#### Short problem:
Work out the number of lines containing "with". Give that number alone.
════════════════════
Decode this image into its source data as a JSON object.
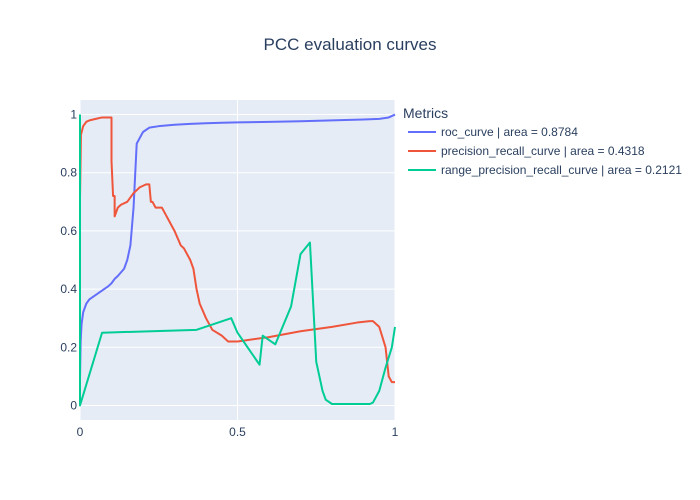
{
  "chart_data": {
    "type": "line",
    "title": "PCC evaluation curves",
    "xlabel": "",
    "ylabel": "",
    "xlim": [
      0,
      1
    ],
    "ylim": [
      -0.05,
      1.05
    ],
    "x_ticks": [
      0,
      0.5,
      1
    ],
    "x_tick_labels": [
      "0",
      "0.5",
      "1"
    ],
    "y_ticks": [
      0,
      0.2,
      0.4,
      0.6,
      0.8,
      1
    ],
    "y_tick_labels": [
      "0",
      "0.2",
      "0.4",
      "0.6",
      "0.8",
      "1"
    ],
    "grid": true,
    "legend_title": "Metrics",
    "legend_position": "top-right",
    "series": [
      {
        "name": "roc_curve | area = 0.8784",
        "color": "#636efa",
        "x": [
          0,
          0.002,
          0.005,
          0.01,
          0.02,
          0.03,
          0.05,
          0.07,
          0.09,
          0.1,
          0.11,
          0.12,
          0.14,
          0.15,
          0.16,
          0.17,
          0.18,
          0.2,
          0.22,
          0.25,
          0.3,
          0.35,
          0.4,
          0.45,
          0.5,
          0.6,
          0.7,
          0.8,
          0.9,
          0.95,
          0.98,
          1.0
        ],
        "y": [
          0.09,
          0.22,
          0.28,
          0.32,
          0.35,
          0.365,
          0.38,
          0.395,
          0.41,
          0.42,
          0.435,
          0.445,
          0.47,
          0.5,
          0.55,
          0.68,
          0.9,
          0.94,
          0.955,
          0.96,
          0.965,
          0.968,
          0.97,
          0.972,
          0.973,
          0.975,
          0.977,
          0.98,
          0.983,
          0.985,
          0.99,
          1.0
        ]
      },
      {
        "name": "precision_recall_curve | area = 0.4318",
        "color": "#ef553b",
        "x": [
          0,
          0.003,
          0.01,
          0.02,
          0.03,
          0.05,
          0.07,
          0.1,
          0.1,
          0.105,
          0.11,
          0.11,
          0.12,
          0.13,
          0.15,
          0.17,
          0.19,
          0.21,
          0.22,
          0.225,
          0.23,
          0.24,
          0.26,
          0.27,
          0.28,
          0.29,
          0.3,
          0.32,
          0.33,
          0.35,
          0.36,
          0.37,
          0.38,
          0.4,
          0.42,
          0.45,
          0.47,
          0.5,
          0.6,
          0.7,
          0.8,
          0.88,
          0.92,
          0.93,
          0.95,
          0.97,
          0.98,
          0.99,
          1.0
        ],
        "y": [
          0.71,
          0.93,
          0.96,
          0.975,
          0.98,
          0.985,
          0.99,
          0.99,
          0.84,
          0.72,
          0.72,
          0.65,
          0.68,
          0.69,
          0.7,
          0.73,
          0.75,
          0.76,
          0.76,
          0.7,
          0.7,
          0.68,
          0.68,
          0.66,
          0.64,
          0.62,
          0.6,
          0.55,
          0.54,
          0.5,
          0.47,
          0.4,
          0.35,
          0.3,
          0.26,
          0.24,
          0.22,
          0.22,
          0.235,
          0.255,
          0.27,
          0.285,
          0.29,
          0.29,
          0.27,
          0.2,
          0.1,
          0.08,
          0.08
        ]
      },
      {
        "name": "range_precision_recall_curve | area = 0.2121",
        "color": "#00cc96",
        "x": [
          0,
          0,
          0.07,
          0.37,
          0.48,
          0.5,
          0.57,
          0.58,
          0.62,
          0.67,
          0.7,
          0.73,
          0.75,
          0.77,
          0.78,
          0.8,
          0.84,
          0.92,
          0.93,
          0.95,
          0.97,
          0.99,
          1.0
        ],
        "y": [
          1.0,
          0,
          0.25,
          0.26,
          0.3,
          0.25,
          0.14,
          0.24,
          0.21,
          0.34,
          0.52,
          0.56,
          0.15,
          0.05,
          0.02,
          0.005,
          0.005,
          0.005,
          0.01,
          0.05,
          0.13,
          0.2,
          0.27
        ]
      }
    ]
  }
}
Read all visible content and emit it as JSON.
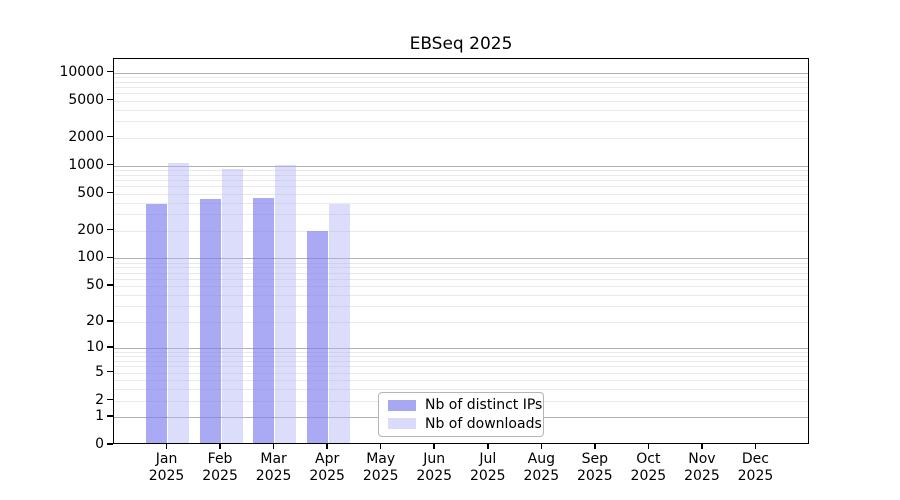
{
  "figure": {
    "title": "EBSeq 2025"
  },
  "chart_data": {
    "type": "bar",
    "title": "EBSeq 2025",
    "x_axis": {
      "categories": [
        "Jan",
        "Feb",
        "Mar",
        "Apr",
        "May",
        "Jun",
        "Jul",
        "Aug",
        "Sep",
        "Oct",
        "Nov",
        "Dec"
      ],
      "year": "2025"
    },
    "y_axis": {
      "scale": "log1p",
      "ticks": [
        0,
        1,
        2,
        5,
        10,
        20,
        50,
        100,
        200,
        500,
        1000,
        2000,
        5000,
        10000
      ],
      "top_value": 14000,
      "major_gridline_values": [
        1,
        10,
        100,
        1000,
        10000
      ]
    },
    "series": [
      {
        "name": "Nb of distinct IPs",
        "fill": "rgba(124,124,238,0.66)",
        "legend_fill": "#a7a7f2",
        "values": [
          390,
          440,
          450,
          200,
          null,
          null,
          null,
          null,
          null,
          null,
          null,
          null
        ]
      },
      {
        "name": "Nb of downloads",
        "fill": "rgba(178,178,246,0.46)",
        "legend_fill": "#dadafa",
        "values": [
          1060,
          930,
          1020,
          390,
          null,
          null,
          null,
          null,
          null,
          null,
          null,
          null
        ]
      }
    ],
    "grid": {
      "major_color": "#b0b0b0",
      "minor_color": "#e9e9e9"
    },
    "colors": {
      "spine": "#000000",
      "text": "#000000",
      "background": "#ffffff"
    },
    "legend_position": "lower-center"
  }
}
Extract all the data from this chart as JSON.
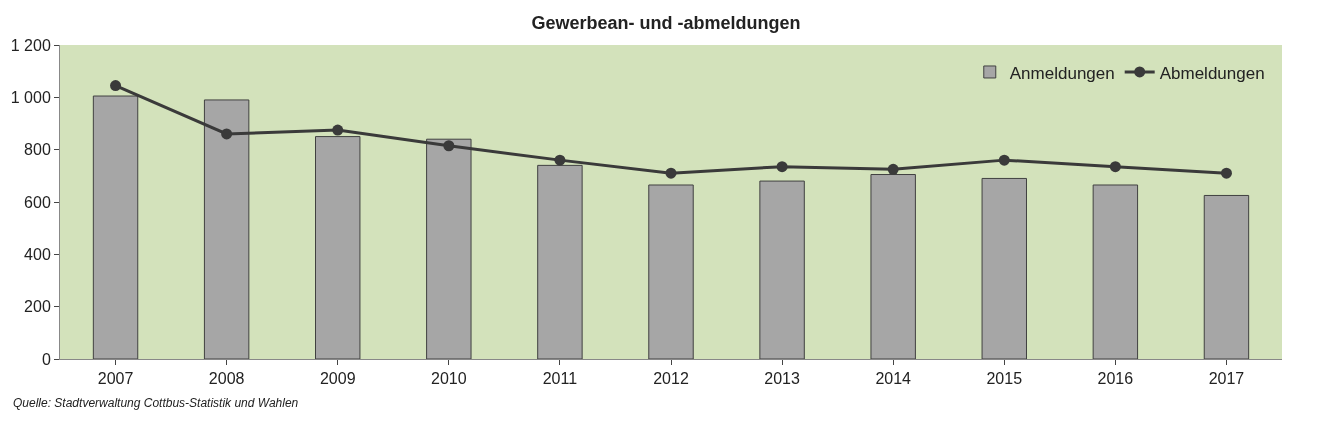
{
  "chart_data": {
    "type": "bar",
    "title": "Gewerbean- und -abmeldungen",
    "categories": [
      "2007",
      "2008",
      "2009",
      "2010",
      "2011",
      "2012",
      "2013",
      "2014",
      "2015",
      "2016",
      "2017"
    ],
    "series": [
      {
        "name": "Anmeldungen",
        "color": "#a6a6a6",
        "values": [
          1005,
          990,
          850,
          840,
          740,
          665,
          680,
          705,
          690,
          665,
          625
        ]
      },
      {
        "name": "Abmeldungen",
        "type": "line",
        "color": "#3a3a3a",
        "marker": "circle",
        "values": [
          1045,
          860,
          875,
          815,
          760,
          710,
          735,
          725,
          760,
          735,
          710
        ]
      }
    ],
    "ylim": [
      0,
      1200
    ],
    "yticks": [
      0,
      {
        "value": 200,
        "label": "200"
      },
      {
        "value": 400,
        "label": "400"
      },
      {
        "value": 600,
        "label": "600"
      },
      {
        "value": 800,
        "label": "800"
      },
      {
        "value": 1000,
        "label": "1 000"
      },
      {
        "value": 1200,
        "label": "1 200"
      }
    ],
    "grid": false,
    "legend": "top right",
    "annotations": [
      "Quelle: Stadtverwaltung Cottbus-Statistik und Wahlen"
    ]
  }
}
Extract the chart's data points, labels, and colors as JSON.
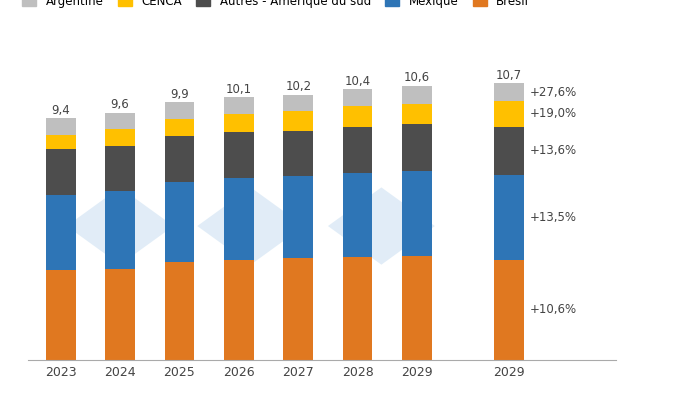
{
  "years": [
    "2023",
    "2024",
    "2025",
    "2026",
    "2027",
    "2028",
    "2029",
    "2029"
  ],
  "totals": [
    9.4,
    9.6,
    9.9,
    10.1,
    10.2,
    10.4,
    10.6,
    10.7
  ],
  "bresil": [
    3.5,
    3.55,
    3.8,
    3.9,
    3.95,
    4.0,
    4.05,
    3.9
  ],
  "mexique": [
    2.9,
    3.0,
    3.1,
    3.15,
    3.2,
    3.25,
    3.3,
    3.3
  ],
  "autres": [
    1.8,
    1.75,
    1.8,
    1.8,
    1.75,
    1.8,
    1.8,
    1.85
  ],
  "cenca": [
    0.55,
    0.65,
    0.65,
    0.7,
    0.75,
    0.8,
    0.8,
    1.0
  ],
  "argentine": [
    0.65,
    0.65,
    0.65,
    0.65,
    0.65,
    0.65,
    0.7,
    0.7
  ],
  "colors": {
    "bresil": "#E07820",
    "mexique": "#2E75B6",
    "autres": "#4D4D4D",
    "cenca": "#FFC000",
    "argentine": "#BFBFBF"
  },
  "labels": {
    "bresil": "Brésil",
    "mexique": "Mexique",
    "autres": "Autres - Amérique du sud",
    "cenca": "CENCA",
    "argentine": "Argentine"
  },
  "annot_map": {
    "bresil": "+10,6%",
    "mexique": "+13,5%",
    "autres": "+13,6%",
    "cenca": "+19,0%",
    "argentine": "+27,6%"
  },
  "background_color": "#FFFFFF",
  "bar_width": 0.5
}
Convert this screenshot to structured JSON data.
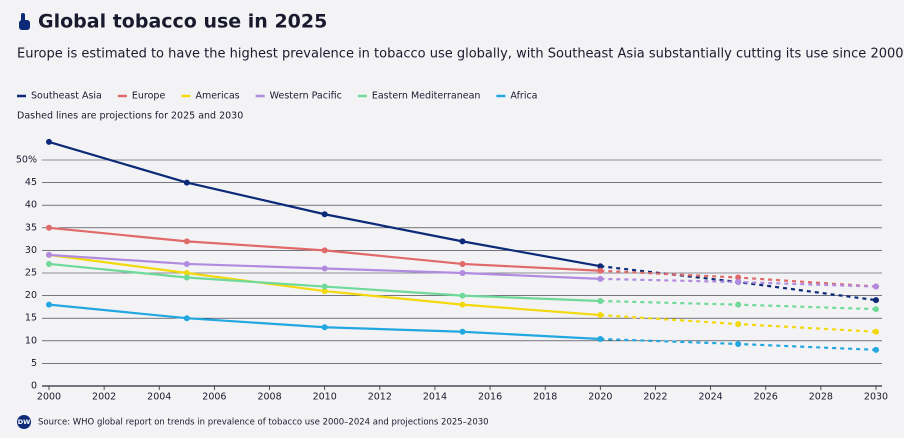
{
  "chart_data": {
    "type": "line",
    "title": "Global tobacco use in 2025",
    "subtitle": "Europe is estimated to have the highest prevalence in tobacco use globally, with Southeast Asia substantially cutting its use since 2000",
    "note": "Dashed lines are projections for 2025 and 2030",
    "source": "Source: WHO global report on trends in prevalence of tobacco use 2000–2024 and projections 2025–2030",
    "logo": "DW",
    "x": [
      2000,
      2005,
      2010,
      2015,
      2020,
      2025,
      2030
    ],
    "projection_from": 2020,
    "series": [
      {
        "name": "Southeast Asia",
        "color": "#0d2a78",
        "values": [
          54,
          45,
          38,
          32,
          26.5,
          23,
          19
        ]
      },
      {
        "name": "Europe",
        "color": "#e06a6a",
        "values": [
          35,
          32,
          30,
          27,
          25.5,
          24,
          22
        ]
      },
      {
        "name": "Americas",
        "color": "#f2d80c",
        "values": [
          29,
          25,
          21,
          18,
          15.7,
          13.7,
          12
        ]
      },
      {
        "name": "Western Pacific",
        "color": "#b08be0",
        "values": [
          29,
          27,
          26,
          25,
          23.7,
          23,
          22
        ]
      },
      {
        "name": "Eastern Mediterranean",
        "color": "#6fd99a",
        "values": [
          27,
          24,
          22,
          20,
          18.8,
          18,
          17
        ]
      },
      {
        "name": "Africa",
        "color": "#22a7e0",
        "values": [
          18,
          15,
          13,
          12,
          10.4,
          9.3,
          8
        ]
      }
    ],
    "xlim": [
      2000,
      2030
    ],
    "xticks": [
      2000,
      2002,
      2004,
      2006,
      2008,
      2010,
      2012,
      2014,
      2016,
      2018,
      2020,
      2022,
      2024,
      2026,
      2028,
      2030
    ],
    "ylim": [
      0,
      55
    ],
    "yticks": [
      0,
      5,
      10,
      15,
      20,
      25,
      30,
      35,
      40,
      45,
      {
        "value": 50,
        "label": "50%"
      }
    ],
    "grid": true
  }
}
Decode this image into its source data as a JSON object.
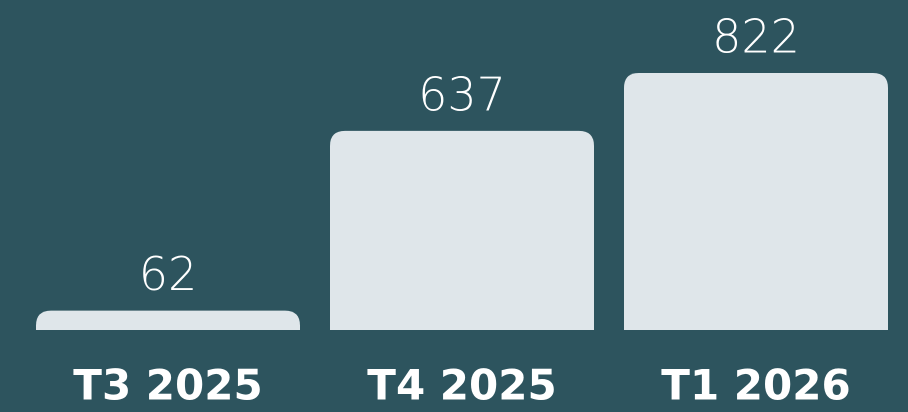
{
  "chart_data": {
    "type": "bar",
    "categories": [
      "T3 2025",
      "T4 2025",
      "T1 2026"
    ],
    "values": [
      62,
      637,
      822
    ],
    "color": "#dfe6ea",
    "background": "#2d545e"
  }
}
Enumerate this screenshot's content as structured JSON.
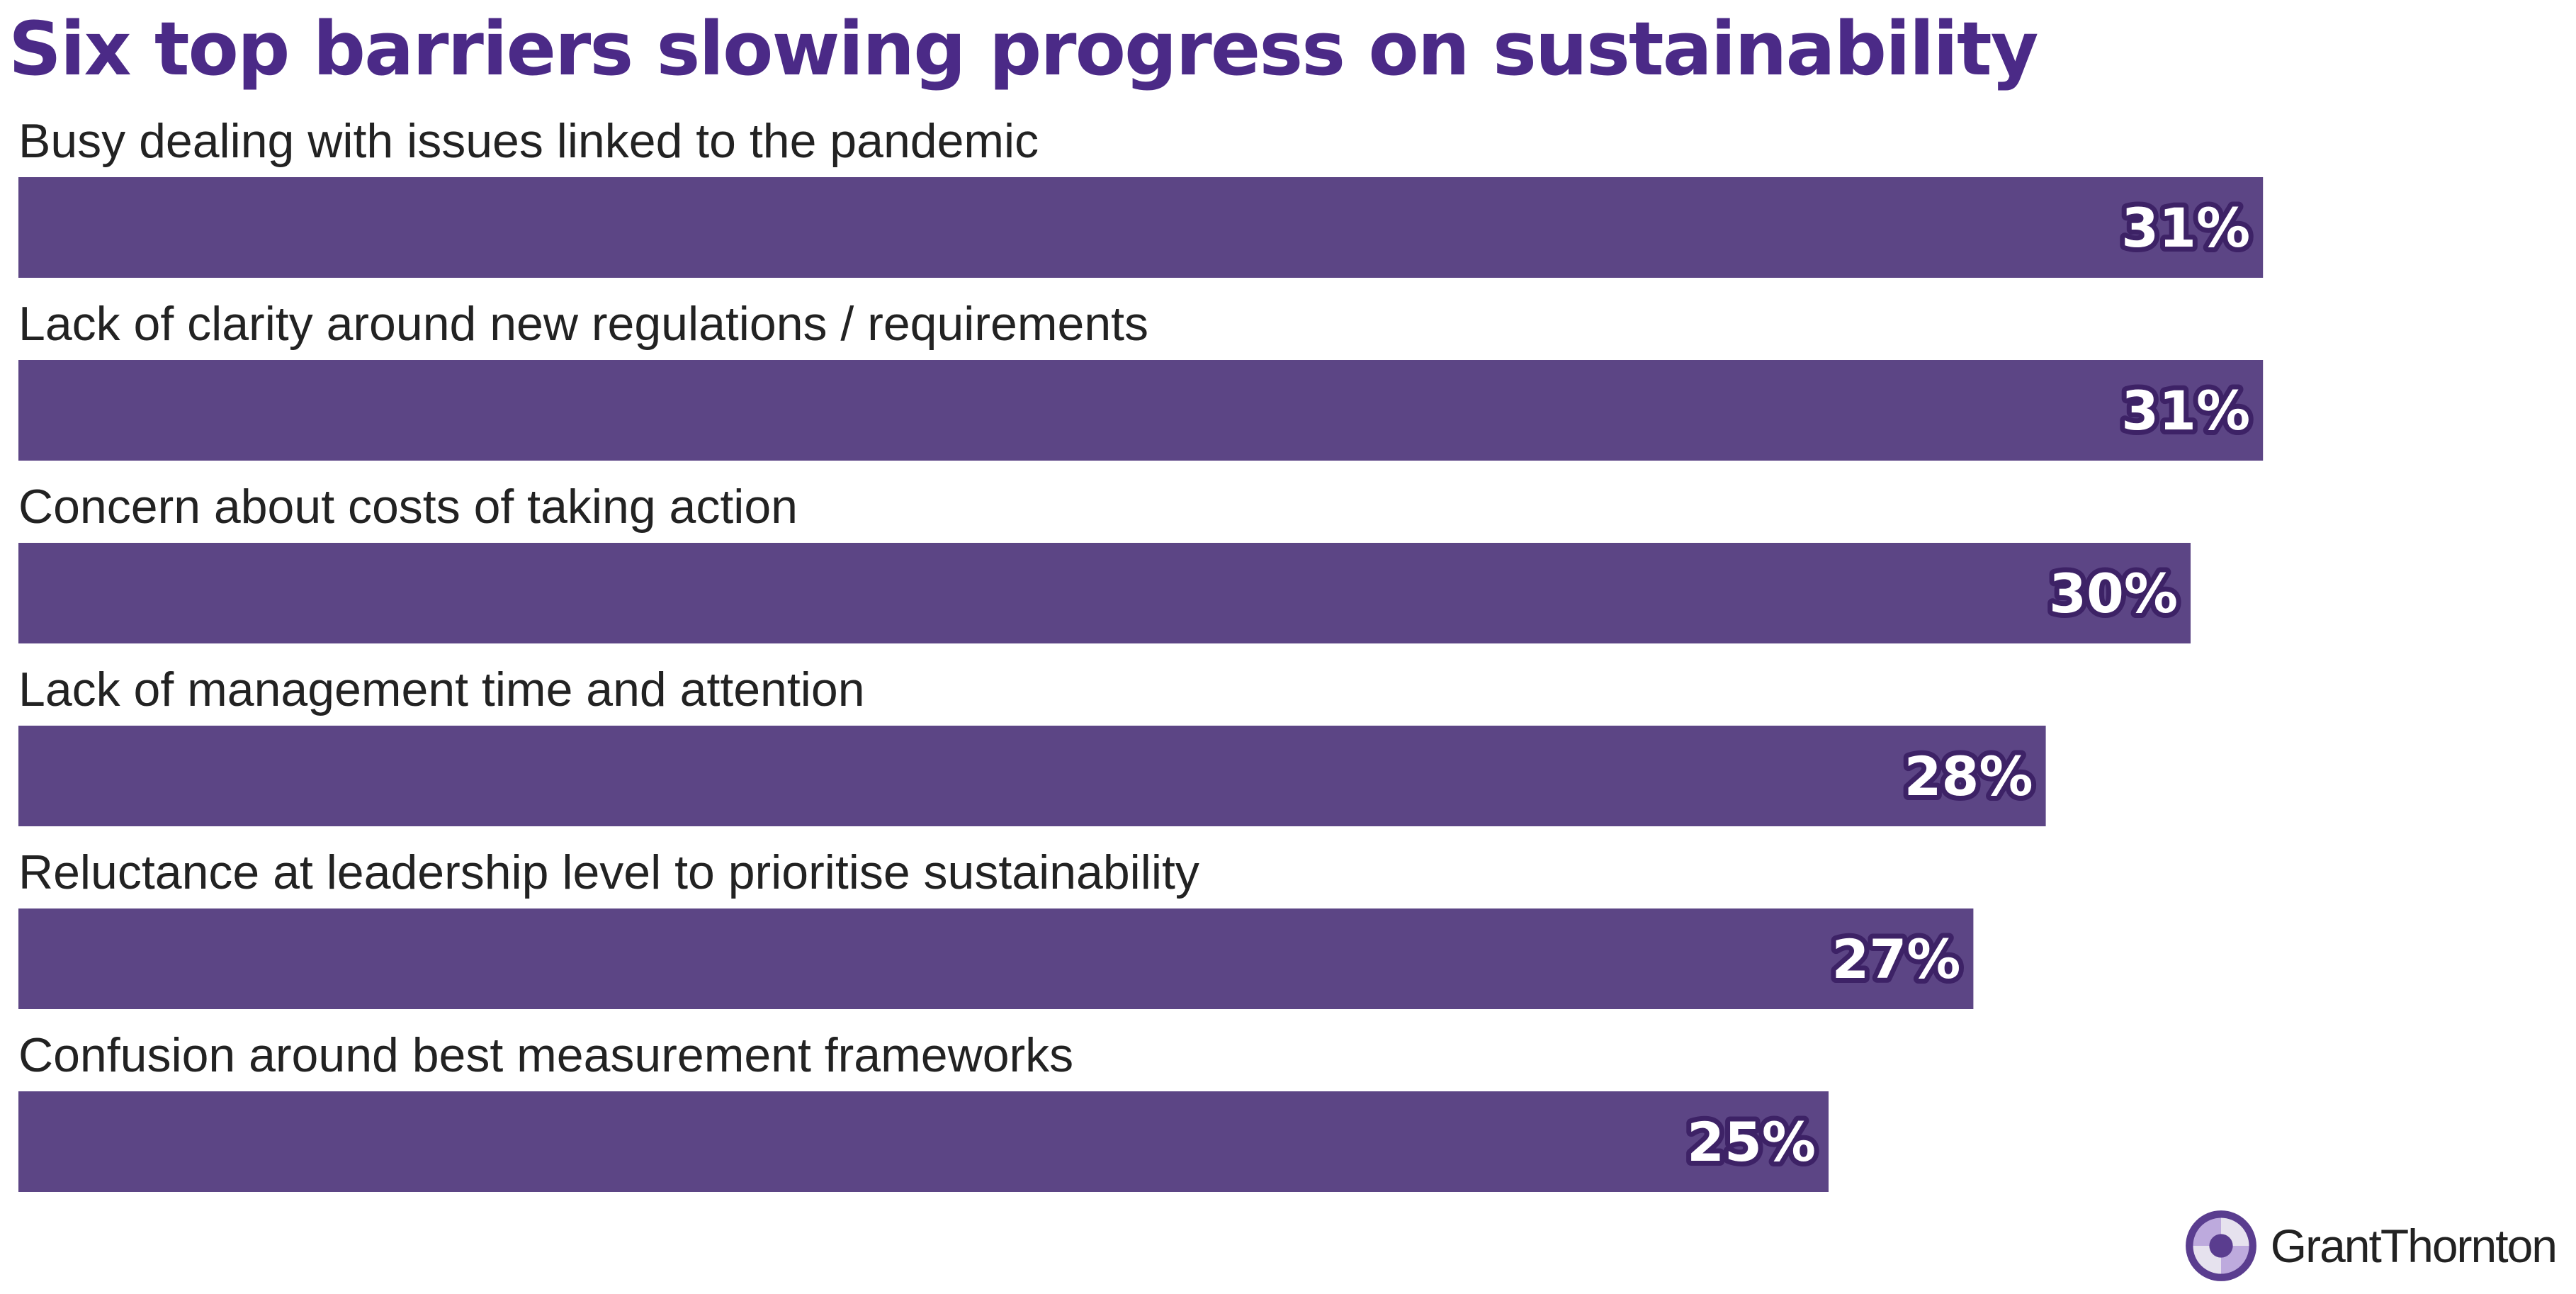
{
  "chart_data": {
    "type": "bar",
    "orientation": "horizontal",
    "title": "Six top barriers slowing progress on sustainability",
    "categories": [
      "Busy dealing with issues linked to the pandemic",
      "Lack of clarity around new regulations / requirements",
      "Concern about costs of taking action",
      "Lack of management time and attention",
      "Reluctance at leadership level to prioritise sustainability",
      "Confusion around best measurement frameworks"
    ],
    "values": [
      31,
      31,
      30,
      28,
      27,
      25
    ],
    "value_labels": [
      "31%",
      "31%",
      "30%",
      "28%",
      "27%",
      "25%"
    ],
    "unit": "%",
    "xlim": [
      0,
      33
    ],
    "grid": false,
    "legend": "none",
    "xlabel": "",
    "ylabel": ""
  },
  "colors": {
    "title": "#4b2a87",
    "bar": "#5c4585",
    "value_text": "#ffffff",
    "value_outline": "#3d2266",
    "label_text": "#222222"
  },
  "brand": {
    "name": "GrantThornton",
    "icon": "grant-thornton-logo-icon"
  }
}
════════════════════
#### Exercise response:
2